# Exercise brief:
Copy each line of the listing below exactly.

Structured figure records:
▼▼▼

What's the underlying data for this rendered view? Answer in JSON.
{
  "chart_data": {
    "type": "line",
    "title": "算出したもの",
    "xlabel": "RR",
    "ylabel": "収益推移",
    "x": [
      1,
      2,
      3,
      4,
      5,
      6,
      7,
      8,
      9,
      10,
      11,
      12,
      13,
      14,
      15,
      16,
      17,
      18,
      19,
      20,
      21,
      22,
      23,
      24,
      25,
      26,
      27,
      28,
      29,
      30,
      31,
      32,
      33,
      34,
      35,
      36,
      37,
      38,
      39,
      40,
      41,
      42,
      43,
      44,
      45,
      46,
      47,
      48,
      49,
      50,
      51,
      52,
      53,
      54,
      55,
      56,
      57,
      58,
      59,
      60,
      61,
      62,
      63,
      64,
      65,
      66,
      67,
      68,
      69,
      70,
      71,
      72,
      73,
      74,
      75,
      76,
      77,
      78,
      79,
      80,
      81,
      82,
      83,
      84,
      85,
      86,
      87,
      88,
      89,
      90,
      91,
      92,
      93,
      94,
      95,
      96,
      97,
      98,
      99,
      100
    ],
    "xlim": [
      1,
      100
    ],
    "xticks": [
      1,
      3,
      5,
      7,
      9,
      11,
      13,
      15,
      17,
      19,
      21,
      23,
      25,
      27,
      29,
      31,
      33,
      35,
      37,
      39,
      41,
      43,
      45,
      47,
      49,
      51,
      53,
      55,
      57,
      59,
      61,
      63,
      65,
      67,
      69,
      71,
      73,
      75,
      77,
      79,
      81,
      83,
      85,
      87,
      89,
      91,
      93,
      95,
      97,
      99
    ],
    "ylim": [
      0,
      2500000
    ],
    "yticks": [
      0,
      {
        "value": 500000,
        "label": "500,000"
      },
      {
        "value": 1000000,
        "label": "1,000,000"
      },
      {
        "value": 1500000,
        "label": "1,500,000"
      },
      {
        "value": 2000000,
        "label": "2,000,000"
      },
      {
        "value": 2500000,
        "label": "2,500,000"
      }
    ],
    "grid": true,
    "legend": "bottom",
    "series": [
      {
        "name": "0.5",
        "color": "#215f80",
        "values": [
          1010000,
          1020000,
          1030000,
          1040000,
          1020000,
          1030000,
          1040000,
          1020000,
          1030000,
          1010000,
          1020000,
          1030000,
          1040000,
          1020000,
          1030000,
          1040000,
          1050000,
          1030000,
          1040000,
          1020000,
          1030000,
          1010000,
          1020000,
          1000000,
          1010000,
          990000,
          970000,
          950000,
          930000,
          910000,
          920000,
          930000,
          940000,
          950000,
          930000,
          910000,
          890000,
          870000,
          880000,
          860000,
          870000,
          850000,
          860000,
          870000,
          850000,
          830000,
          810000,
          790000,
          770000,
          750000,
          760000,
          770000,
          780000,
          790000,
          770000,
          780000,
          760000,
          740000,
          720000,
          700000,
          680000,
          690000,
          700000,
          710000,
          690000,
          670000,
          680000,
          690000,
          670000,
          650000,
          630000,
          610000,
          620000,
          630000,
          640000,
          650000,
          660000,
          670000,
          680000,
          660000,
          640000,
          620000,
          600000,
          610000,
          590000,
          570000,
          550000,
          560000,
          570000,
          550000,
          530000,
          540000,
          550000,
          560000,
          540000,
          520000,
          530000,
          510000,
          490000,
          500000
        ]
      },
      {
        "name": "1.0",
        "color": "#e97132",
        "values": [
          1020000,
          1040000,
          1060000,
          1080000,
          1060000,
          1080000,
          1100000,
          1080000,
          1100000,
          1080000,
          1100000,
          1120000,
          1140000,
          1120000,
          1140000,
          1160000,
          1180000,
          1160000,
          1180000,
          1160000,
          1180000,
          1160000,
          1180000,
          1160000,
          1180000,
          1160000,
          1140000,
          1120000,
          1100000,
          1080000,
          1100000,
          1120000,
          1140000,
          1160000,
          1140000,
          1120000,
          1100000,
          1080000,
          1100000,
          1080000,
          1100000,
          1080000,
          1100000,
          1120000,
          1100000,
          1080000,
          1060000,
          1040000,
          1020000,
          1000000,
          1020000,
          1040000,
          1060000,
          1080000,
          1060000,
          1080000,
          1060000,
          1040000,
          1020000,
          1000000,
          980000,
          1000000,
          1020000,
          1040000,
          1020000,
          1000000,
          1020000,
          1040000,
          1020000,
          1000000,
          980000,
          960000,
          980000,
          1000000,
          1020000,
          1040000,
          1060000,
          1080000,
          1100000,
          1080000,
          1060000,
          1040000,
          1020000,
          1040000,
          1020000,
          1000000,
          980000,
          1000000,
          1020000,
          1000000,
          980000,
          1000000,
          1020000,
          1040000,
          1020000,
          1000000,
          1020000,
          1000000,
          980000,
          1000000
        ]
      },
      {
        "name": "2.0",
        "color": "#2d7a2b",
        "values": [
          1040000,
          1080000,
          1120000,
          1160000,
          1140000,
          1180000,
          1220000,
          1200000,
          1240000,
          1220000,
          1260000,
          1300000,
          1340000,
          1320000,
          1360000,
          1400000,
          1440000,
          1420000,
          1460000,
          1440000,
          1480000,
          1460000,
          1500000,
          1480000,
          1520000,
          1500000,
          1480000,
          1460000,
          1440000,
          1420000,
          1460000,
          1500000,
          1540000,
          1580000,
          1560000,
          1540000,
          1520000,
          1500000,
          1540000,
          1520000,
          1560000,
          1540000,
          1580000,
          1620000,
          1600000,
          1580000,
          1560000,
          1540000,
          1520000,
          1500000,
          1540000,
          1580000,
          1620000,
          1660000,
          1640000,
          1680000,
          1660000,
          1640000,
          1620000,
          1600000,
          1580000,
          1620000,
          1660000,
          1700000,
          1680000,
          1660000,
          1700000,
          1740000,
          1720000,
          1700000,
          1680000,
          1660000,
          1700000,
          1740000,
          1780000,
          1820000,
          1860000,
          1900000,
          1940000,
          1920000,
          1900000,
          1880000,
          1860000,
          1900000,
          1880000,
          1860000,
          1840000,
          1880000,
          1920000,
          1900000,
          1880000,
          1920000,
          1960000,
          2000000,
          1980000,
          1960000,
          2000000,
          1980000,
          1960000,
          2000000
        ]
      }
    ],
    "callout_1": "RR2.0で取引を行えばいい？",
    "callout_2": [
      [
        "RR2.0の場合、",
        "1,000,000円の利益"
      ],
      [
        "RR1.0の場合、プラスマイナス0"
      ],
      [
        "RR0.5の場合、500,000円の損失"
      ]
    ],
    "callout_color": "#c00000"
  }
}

▲▲▲

# Finished exercise:
What's the underlying data for this rendered view? Answer in JSON.
{
  "chart_data": {
    "type": "line",
    "title": "算出したもの",
    "xlabel": "RR",
    "ylabel": "収益推移",
    "x": [
      1,
      2,
      3,
      4,
      5,
      6,
      7,
      8,
      9,
      10,
      11,
      12,
      13,
      14,
      15,
      16,
      17,
      18,
      19,
      20,
      21,
      22,
      23,
      24,
      25,
      26,
      27,
      28,
      29,
      30,
      31,
      32,
      33,
      34,
      35,
      36,
      37,
      38,
      39,
      40,
      41,
      42,
      43,
      44,
      45,
      46,
      47,
      48,
      49,
      50,
      51,
      52,
      53,
      54,
      55,
      56,
      57,
      58,
      59,
      60,
      61,
      62,
      63,
      64,
      65,
      66,
      67,
      68,
      69,
      70,
      71,
      72,
      73,
      74,
      75,
      76,
      77,
      78,
      79,
      80,
      81,
      82,
      83,
      84,
      85,
      86,
      87,
      88,
      89,
      90,
      91,
      92,
      93,
      94,
      95,
      96,
      97,
      98,
      99,
      100
    ],
    "xlim": [
      1,
      100
    ],
    "xticks": [
      1,
      3,
      5,
      7,
      9,
      11,
      13,
      15,
      17,
      19,
      21,
      23,
      25,
      27,
      29,
      31,
      33,
      35,
      37,
      39,
      41,
      43,
      45,
      47,
      49,
      51,
      53,
      55,
      57,
      59,
      61,
      63,
      65,
      67,
      69,
      71,
      73,
      75,
      77,
      79,
      81,
      83,
      85,
      87,
      89,
      91,
      93,
      95,
      97,
      99
    ],
    "ylim": [
      0,
      2500000
    ],
    "yticks": [
      0,
      {
        "value": 500000,
        "label": "500,000"
      },
      {
        "value": 1000000,
        "label": "1,000,000"
      },
      {
        "value": 1500000,
        "label": "1,500,000"
      },
      {
        "value": 2000000,
        "label": "2,000,000"
      },
      {
        "value": 2500000,
        "label": "2,500,000"
      }
    ],
    "grid": true,
    "legend": "bottom",
    "series": [
      {
        "name": "0.5",
        "color": "#215f80",
        "values": [
          1010000,
          1020000,
          1030000,
          1040000,
          1020000,
          1030000,
          1040000,
          1020000,
          1030000,
          1010000,
          1020000,
          1030000,
          1040000,
          1020000,
          1030000,
          1040000,
          1050000,
          1030000,
          1040000,
          1020000,
          1030000,
          1010000,
          1020000,
          1000000,
          1010000,
          990000,
          970000,
          950000,
          930000,
          910000,
          920000,
          930000,
          940000,
          950000,
          930000,
          910000,
          890000,
          870000,
          880000,
          860000,
          870000,
          850000,
          860000,
          870000,
          850000,
          830000,
          810000,
          790000,
          770000,
          750000,
          760000,
          770000,
          780000,
          790000,
          770000,
          780000,
          760000,
          740000,
          720000,
          700000,
          680000,
          690000,
          700000,
          710000,
          690000,
          670000,
          680000,
          690000,
          670000,
          650000,
          630000,
          610000,
          620000,
          630000,
          640000,
          650000,
          660000,
          670000,
          680000,
          660000,
          640000,
          620000,
          600000,
          610000,
          590000,
          570000,
          550000,
          560000,
          570000,
          550000,
          530000,
          540000,
          550000,
          560000,
          540000,
          520000,
          530000,
          510000,
          490000,
          500000
        ]
      },
      {
        "name": "1.0",
        "color": "#e97132",
        "values": [
          1020000,
          1040000,
          1060000,
          1080000,
          1060000,
          1080000,
          1100000,
          1080000,
          1100000,
          1080000,
          1100000,
          1120000,
          1140000,
          1120000,
          1140000,
          1160000,
          1180000,
          1160000,
          1180000,
          1160000,
          1180000,
          1160000,
          1180000,
          1160000,
          1180000,
          1160000,
          1140000,
          1120000,
          1100000,
          1080000,
          1100000,
          1120000,
          1140000,
          1160000,
          1140000,
          1120000,
          1100000,
          1080000,
          1100000,
          1080000,
          1100000,
          1080000,
          1100000,
          1120000,
          1100000,
          1080000,
          1060000,
          1040000,
          1020000,
          1000000,
          1020000,
          1040000,
          1060000,
          1080000,
          1060000,
          1080000,
          1060000,
          1040000,
          1020000,
          1000000,
          980000,
          1000000,
          1020000,
          1040000,
          1020000,
          1000000,
          1020000,
          1040000,
          1020000,
          1000000,
          980000,
          960000,
          980000,
          1000000,
          1020000,
          1040000,
          1060000,
          1080000,
          1100000,
          1080000,
          1060000,
          1040000,
          1020000,
          1040000,
          1020000,
          1000000,
          980000,
          1000000,
          1020000,
          1000000,
          980000,
          1000000,
          1020000,
          1040000,
          1020000,
          1000000,
          1020000,
          1000000,
          980000,
          1000000
        ]
      },
      {
        "name": "2.0",
        "color": "#2d7a2b",
        "values": [
          1040000,
          1080000,
          1120000,
          1160000,
          1140000,
          1180000,
          1220000,
          1200000,
          1240000,
          1220000,
          1260000,
          1300000,
          1340000,
          1320000,
          1360000,
          1400000,
          1440000,
          1420000,
          1460000,
          1440000,
          1480000,
          1460000,
          1500000,
          1480000,
          1520000,
          1500000,
          1480000,
          1460000,
          1440000,
          1420000,
          1460000,
          1500000,
          1540000,
          1580000,
          1560000,
          1540000,
          1520000,
          1500000,
          1540000,
          1520000,
          1560000,
          1540000,
          1580000,
          1620000,
          1600000,
          1580000,
          1560000,
          1540000,
          1520000,
          1500000,
          1540000,
          1580000,
          1620000,
          1660000,
          1640000,
          1680000,
          1660000,
          1640000,
          1620000,
          1600000,
          1580000,
          1620000,
          1660000,
          1700000,
          1680000,
          1660000,
          1700000,
          1740000,
          1720000,
          1700000,
          1680000,
          1660000,
          1700000,
          1740000,
          1780000,
          1820000,
          1860000,
          1900000,
          1940000,
          1920000,
          1900000,
          1880000,
          1860000,
          1900000,
          1880000,
          1860000,
          1840000,
          1880000,
          1920000,
          1900000,
          1880000,
          1920000,
          1960000,
          2000000,
          1980000,
          1960000,
          2000000,
          1980000,
          1960000,
          2000000
        ]
      }
    ],
    "callout_1": "RR2.0で取引を行えばいい？",
    "callout_2": [
      [
        "RR2.0の場合、",
        "1,000,000円の利益"
      ],
      [
        "RR1.0の場合、プラスマイナス0"
      ],
      [
        "RR0.5の場合、500,000円の損失"
      ]
    ],
    "callout_color": "#c00000"
  }
}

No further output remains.